Copy each line of the entries that contains the word "this".

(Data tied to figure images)
------------------------
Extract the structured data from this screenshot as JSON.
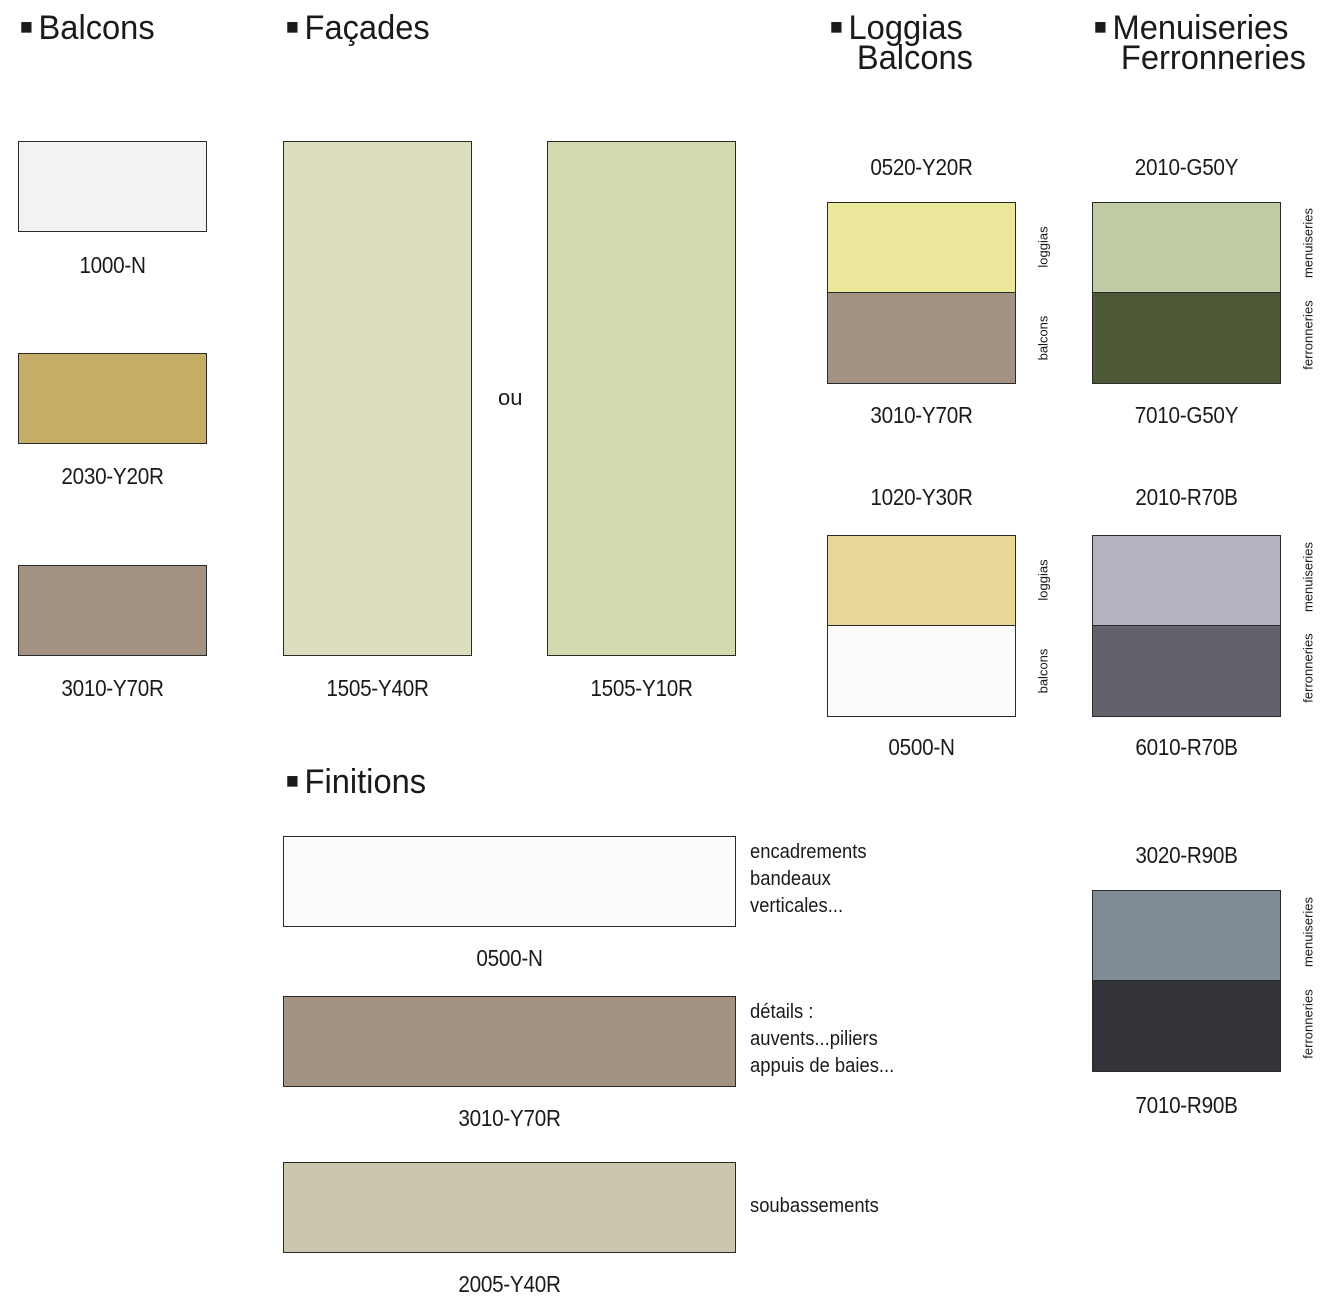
{
  "headings": {
    "balcons": "Balcons",
    "facades": "Façades",
    "loggias_line1": "Loggias",
    "loggias_line2": "Balcons",
    "menuiseries_line1": "Menuiseries",
    "menuiseries_line2": "Ferronneries",
    "finitions": "Finitions",
    "bullet": "■"
  },
  "balcons": [
    {
      "code": "1000-N",
      "color": "#f2f2f1"
    },
    {
      "code": "2030-Y20R",
      "color": "#c6ae67"
    },
    {
      "code": "3010-Y70R",
      "color": "#a49282"
    }
  ],
  "facades": {
    "left": {
      "code": "1505-Y40R",
      "color": "#ddddbf"
    },
    "right": {
      "code": "1505-Y10R",
      "color": "#d5d9b0"
    },
    "connector": "ou"
  },
  "loggias": [
    {
      "top_code": "0520-Y20R",
      "top_color": "#ebe89c",
      "bottom_code": "3010-Y70R",
      "bottom_color": "#a49282",
      "top_label": "loggias",
      "bottom_label": "balcons"
    },
    {
      "top_code": "1020-Y30R",
      "top_color": "#e8d698",
      "bottom_code": "0500-N",
      "bottom_color": "#fbfbf9",
      "top_label": "loggias",
      "bottom_label": "balcons"
    }
  ],
  "menuiseries": [
    {
      "top_code": "2010-G50Y",
      "top_color": "#c0cba6",
      "bottom_code": "7010-G50Y",
      "bottom_color": "#4d5836",
      "top_label": "menuiseries",
      "bottom_label": "ferronneries"
    },
    {
      "top_code": "2010-R70B",
      "top_color": "#b4b4c0",
      "bottom_code": "6010-R70B",
      "bottom_color": "#64616a",
      "top_label": "menuiseries",
      "bottom_label": "ferronneries"
    },
    {
      "top_code": "3020-R90B",
      "top_color": "#808c95",
      "bottom_code": "7010-R90B",
      "bottom_color": "#32343a",
      "top_label": "menuiseries",
      "bottom_label": "ferronneries"
    }
  ],
  "finitions": [
    {
      "code": "0500-N",
      "color": "#fbfbf9",
      "desc": "encadrements\nbandeaux\nverticales..."
    },
    {
      "code": "3010-Y70R",
      "color": "#a49282",
      "desc": "détails :\nauvents...piliers\nappuis de baies..."
    },
    {
      "code": "2005-Y40R",
      "color": "#cbc6ae",
      "desc": "soubassements"
    }
  ]
}
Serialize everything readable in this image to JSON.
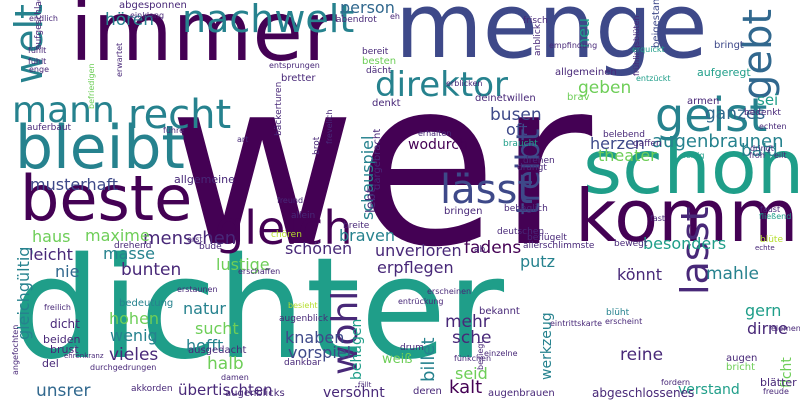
{
  "colors": {
    "background": "#ffffff",
    "dark_purple": "#440154",
    "purple": "#482878",
    "indigo": "#3e4989",
    "blue": "#31688e",
    "teal": "#26828e",
    "green": "#1f9e89",
    "green_light": "#35b779",
    "lime": "#6ece58",
    "yellow_green": "#b5de2b",
    "yellow": "#fde725"
  },
  "words": [
    {
      "text": "wer",
      "color": "dark_purple"
    },
    {
      "text": "dichter",
      "color": "green"
    },
    {
      "text": "immer",
      "color": "dark_purple"
    },
    {
      "text": "menge",
      "color": "indigo"
    },
    {
      "text": "schon",
      "color": "green"
    },
    {
      "text": "beste",
      "color": "dark_purple"
    },
    {
      "text": "kommt",
      "color": "dark_purple"
    },
    {
      "text": "bleibt",
      "color": "teal"
    },
    {
      "text": "gleich",
      "color": "dark_purple"
    },
    {
      "text": "nachwelt",
      "color": "teal"
    },
    {
      "text": "direktor",
      "color": "teal"
    },
    {
      "text": "geist",
      "color": "teal"
    },
    {
      "text": "gebt",
      "color": "blue"
    },
    {
      "text": "recht",
      "color": "teal"
    },
    {
      "text": "mann",
      "color": "teal"
    },
    {
      "text": "welt",
      "color": "teal"
    },
    {
      "text": "lässt",
      "color": "indigo"
    },
    {
      "text": "treibt",
      "color": "indigo"
    },
    {
      "text": "lasst",
      "color": "purple"
    },
    {
      "text": "wohl",
      "color": "purple"
    },
    {
      "text": "schauspiel",
      "color": "teal"
    },
    {
      "text": "musterhaft",
      "color": "indigo"
    },
    {
      "text": "menschen",
      "color": "purple"
    },
    {
      "text": "gleichgültig",
      "color": "teal"
    },
    {
      "text": "hören",
      "color": "teal"
    },
    {
      "text": "person",
      "color": "blue"
    },
    {
      "text": "ganzes",
      "color": "blue"
    },
    {
      "text": "busen",
      "color": "indigo"
    },
    {
      "text": "oft",
      "color": "indigo"
    },
    {
      "text": "herzen",
      "color": "indigo"
    },
    {
      "text": "augenbraunen",
      "color": "teal"
    },
    {
      "text": "bald",
      "color": "teal"
    },
    {
      "text": "theater",
      "color": "lime"
    },
    {
      "text": "wodurch",
      "color": "dark_purple"
    },
    {
      "text": "geben",
      "color": "lime"
    },
    {
      "text": "neu",
      "color": "green"
    },
    {
      "text": "sei",
      "color": "green"
    },
    {
      "text": "haus",
      "color": "lime"
    },
    {
      "text": "maxime",
      "color": "lime"
    },
    {
      "text": "leicht",
      "color": "purple"
    },
    {
      "text": "masse",
      "color": "teal"
    },
    {
      "text": "nie",
      "color": "blue"
    },
    {
      "text": "bunten",
      "color": "purple"
    },
    {
      "text": "lustige",
      "color": "lime"
    },
    {
      "text": "schönen",
      "color": "purple"
    },
    {
      "text": "erpflegen",
      "color": "purple"
    },
    {
      "text": "fadens",
      "color": "dark_purple"
    },
    {
      "text": "putz",
      "color": "teal"
    },
    {
      "text": "könnt",
      "color": "purple"
    },
    {
      "text": "mahle",
      "color": "teal"
    },
    {
      "text": "besonders",
      "color": "green"
    },
    {
      "text": "braven",
      "color": "teal"
    },
    {
      "text": "unverloren",
      "color": "purple"
    },
    {
      "text": "hohen",
      "color": "lime"
    },
    {
      "text": "natur",
      "color": "teal"
    },
    {
      "text": "sucht",
      "color": "lime"
    },
    {
      "text": "hofft",
      "color": "teal"
    },
    {
      "text": "wenig",
      "color": "teal"
    },
    {
      "text": "vieles",
      "color": "purple"
    },
    {
      "text": "knaben",
      "color": "indigo"
    },
    {
      "text": "vorspiel",
      "color": "indigo"
    },
    {
      "text": "halb",
      "color": "lime"
    },
    {
      "text": "mehr",
      "color": "purple"
    },
    {
      "text": "sche",
      "color": "purple"
    },
    {
      "text": "billet",
      "color": "teal"
    },
    {
      "text": "werkzeug",
      "color": "teal"
    },
    {
      "text": "reine",
      "color": "purple"
    },
    {
      "text": "gern",
      "color": "green"
    },
    {
      "text": "dirne",
      "color": "purple"
    },
    {
      "text": "ficht",
      "color": "lime"
    },
    {
      "text": "behagen",
      "color": "green"
    },
    {
      "text": "seid",
      "color": "lime"
    },
    {
      "text": "kalt",
      "color": "dark_purple"
    },
    {
      "text": "unsrer",
      "color": "blue"
    },
    {
      "text": "übertischten",
      "color": "purple"
    },
    {
      "text": "versöhnt",
      "color": "purple"
    },
    {
      "text": "verstand",
      "color": "green"
    },
    {
      "text": "abgeschlossenes",
      "color": "purple"
    },
    {
      "text": "augenbrauen",
      "color": "purple"
    },
    {
      "text": "weiß",
      "color": "lime"
    },
    {
      "text": "ausgedacht",
      "color": "purple"
    },
    {
      "text": "dicht",
      "color": "purple"
    },
    {
      "text": "beiden",
      "color": "purple"
    },
    {
      "text": "brust",
      "color": "purple"
    },
    {
      "text": "del",
      "color": "purple"
    },
    {
      "text": "bedeutung",
      "color": "teal"
    },
    {
      "text": "augenblick",
      "color": "purple"
    },
    {
      "text": "dankbar",
      "color": "purple"
    },
    {
      "text": "bekannt",
      "color": "purple"
    },
    {
      "text": "blüht",
      "color": "teal"
    },
    {
      "text": "augen",
      "color": "purple"
    },
    {
      "text": "bricht",
      "color": "lime"
    },
    {
      "text": "blätter",
      "color": "purple"
    },
    {
      "text": "deren",
      "color": "purple"
    },
    {
      "text": "akkorden",
      "color": "purple"
    },
    {
      "text": "augenblicks",
      "color": "purple"
    },
    {
      "text": "allgemeine",
      "color": "purple"
    },
    {
      "text": "allgemeinen",
      "color": "purple"
    },
    {
      "text": "aufgeregt",
      "color": "green"
    },
    {
      "text": "armen",
      "color": "purple"
    },
    {
      "text": "belebend",
      "color": "purple"
    },
    {
      "text": "drehen",
      "color": "purple"
    },
    {
      "text": "drangt",
      "color": "purple"
    },
    {
      "text": "braucht",
      "color": "green"
    },
    {
      "text": "bringt",
      "color": "indigo"
    },
    {
      "text": "beigestanden",
      "color": "indigo"
    },
    {
      "text": "bringen",
      "color": "purple"
    },
    {
      "text": "behaglich",
      "color": "purple"
    },
    {
      "text": "deutschen",
      "color": "purple"
    },
    {
      "text": "beflügelt",
      "color": "purple"
    },
    {
      "text": "allerschlimmste",
      "color": "purple"
    },
    {
      "text": "bewegt",
      "color": "purple"
    },
    {
      "text": "blüte",
      "color": "yellow_green"
    },
    {
      "text": "faust",
      "color": "purple"
    },
    {
      "text": "breite",
      "color": "purple"
    },
    {
      "text": "allein",
      "color": "purple"
    },
    {
      "text": "freund",
      "color": "purple"
    },
    {
      "text": "drehend",
      "color": "purple"
    },
    {
      "text": "bude",
      "color": "purple"
    },
    {
      "text": "erst",
      "color": "purple"
    },
    {
      "text": "lebt",
      "color": "purple"
    },
    {
      "text": "dargebracht",
      "color": "purple"
    },
    {
      "text": "brot",
      "color": "purple"
    },
    {
      "text": "erhalten",
      "color": "purple"
    },
    {
      "text": "deinetwillen",
      "color": "purple"
    },
    {
      "text": "denkt",
      "color": "purple"
    },
    {
      "text": "brav",
      "color": "lime"
    },
    {
      "text": "auferbaut",
      "color": "purple"
    },
    {
      "text": "führe",
      "color": "purple"
    },
    {
      "text": "bäckerturen",
      "color": "purple"
    },
    {
      "text": "art",
      "color": "purple"
    },
    {
      "text": "bretter",
      "color": "purple"
    },
    {
      "text": "besten",
      "color": "lime"
    },
    {
      "text": "dächt",
      "color": "purple"
    },
    {
      "text": "bereit",
      "color": "purple"
    },
    {
      "text": "abendrot",
      "color": "purple"
    },
    {
      "text": "eh",
      "color": "purple"
    },
    {
      "text": "endlich",
      "color": "purple"
    },
    {
      "text": "aufgeschlagen",
      "color": "purple"
    },
    {
      "text": "abgesponnen",
      "color": "purple"
    },
    {
      "text": "einklang",
      "color": "purple"
    },
    {
      "text": "fühlt",
      "color": "purple"
    },
    {
      "text": "enge",
      "color": "purple"
    },
    {
      "text": "befriedigen",
      "color": "lime"
    },
    {
      "text": "frisch",
      "color": "purple"
    },
    {
      "text": "anblick",
      "color": "purple"
    },
    {
      "text": "empfindung",
      "color": "purple"
    },
    {
      "text": "frühlingsblüten",
      "color": "purple"
    },
    {
      "text": "erquickt",
      "color": "green"
    },
    {
      "text": "entzückt",
      "color": "green"
    },
    {
      "text": "erblicken",
      "color": "purple"
    },
    {
      "text": "bedenkt",
      "color": "purple"
    },
    {
      "text": "echten",
      "color": "purple"
    },
    {
      "text": "dringt",
      "color": "purple"
    },
    {
      "text": "froh",
      "color": "purple"
    },
    {
      "text": "eilt",
      "color": "purple"
    },
    {
      "text": "gaffen",
      "color": "purple"
    },
    {
      "text": "fertig",
      "color": "green"
    },
    {
      "text": "fast",
      "color": "purple"
    },
    {
      "text": "fließend",
      "color": "green"
    },
    {
      "text": "chören",
      "color": "yellow_green"
    },
    {
      "text": "erschaffen",
      "color": "purple"
    },
    {
      "text": "erstaunen",
      "color": "purple"
    },
    {
      "text": "freilich",
      "color": "purple"
    },
    {
      "text": "angefochten",
      "color": "purple"
    },
    {
      "text": "entrückung",
      "color": "purple"
    },
    {
      "text": "erscheinen",
      "color": "purple"
    },
    {
      "text": "besieht",
      "color": "yellow_green"
    },
    {
      "text": "besiegt",
      "color": "purple"
    },
    {
      "text": "eintrittskarte",
      "color": "purple"
    },
    {
      "text": "erscheint",
      "color": "purple"
    },
    {
      "text": "element",
      "color": "purple"
    },
    {
      "text": "fordern",
      "color": "purple"
    },
    {
      "text": "freude",
      "color": "purple"
    },
    {
      "text": "einzelne",
      "color": "purple"
    },
    {
      "text": "fällt",
      "color": "purple"
    },
    {
      "text": "damen",
      "color": "purple"
    },
    {
      "text": "durchgedrungen",
      "color": "purple"
    },
    {
      "text": "ehrenkranz",
      "color": "purple"
    },
    {
      "text": "drum",
      "color": "purple"
    },
    {
      "text": "fünkchen",
      "color": "purple"
    },
    {
      "text": "entsprungen",
      "color": "purple"
    },
    {
      "text": "erwartet",
      "color": "purple"
    },
    {
      "text": "echte",
      "color": "purple"
    },
    {
      "text": "ab",
      "color": "purple"
    },
    {
      "text": "frevelich",
      "color": "purple"
    },
    {
      "text": "fühlt",
      "color": "purple"
    }
  ]
}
------------------------
Response below:
Extract the structured data from this screenshot as JSON.
Serialize everything readable in this image to JSON.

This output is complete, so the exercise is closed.